Say how many lines include the word "ylabel". Reply with nothing but the number.

- INFORMATION PROVIDED -
↓↓↓
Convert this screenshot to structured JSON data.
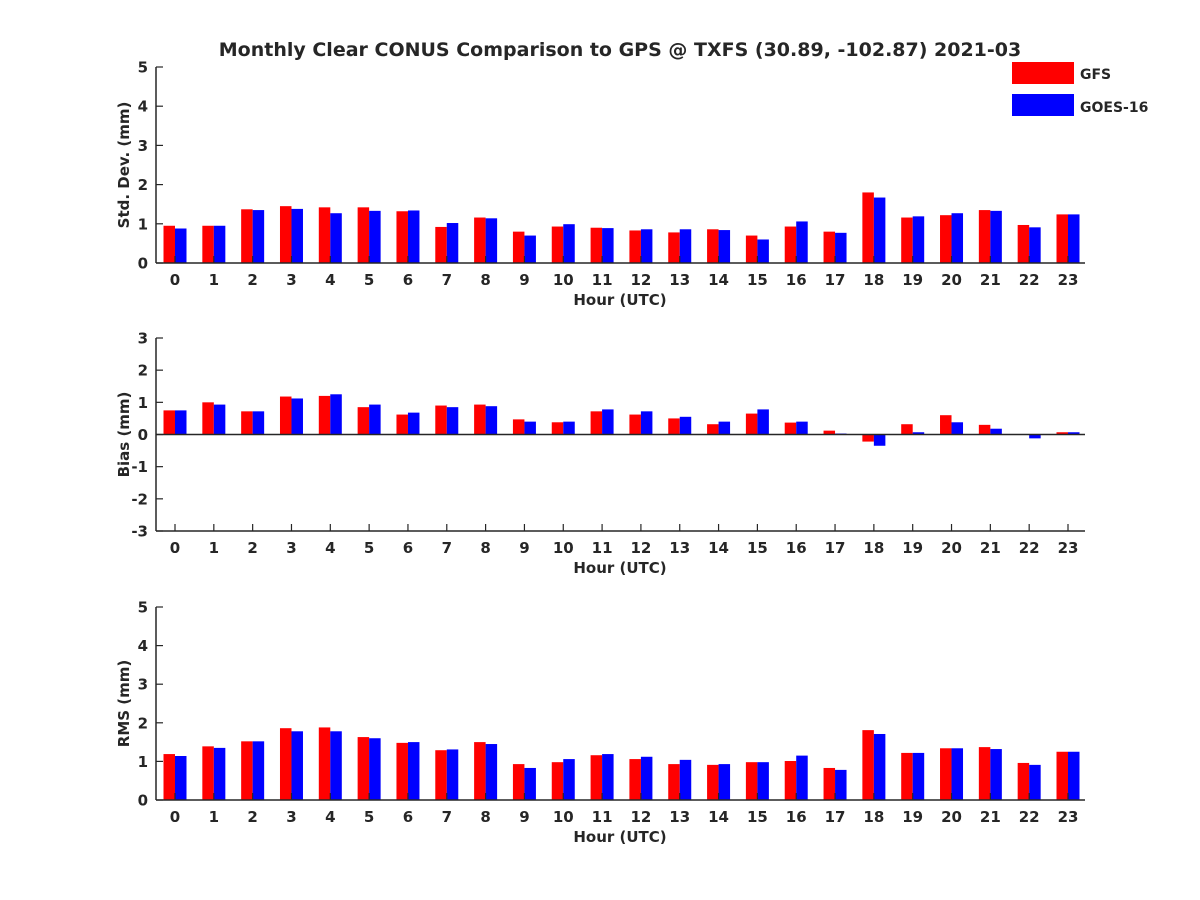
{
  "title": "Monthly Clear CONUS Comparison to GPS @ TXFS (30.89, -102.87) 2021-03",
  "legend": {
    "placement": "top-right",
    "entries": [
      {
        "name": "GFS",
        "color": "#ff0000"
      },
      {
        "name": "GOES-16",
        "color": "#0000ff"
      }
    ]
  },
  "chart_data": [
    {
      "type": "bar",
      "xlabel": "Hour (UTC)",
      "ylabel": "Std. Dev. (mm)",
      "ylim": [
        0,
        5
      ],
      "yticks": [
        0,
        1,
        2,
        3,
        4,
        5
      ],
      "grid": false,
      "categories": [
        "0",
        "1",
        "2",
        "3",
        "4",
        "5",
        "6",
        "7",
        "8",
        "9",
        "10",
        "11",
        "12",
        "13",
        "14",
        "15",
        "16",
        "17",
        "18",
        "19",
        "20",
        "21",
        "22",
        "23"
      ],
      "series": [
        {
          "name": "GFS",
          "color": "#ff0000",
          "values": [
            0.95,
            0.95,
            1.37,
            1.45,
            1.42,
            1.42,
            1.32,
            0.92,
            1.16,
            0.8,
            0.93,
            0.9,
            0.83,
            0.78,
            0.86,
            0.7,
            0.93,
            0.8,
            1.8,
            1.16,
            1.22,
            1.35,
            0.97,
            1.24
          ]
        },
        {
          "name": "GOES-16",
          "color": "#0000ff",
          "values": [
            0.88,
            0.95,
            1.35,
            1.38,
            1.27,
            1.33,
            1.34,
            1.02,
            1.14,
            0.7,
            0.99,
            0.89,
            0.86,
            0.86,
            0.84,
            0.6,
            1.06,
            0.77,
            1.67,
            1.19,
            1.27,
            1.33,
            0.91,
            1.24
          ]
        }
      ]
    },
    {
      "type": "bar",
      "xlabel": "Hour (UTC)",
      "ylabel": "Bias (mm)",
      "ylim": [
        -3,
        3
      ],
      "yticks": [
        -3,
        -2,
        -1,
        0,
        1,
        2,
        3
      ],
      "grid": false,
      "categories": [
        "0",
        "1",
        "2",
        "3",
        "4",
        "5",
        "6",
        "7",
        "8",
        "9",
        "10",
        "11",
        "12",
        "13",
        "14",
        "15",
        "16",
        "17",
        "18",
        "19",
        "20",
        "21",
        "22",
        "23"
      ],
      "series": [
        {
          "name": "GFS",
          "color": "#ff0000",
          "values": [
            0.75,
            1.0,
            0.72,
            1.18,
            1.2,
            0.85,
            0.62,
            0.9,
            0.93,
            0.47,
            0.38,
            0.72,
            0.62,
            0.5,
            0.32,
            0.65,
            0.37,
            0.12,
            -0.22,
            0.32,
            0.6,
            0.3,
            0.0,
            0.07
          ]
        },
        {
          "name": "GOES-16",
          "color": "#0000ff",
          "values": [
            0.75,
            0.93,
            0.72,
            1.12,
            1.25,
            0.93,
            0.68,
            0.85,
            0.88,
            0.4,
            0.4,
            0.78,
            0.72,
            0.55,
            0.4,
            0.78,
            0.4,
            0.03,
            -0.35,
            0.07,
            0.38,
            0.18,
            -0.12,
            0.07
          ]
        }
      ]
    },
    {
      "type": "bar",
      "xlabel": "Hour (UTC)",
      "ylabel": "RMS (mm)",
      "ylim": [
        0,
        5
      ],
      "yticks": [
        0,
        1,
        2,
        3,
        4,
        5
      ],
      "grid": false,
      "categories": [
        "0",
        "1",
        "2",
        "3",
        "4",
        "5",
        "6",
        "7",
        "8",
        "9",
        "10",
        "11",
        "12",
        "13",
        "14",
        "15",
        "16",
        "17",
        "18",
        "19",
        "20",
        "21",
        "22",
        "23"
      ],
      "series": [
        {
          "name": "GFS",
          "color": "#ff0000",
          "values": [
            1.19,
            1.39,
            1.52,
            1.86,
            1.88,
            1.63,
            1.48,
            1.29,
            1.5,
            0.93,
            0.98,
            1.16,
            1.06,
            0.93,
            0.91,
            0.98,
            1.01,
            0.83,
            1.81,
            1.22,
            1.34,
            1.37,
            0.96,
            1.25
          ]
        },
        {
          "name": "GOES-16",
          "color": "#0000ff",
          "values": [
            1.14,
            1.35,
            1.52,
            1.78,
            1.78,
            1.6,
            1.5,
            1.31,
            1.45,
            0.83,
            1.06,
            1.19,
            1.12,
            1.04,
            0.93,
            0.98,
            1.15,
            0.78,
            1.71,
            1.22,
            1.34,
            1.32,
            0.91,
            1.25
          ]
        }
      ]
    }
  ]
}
↑↑↑
- TASK OUTPUT -
3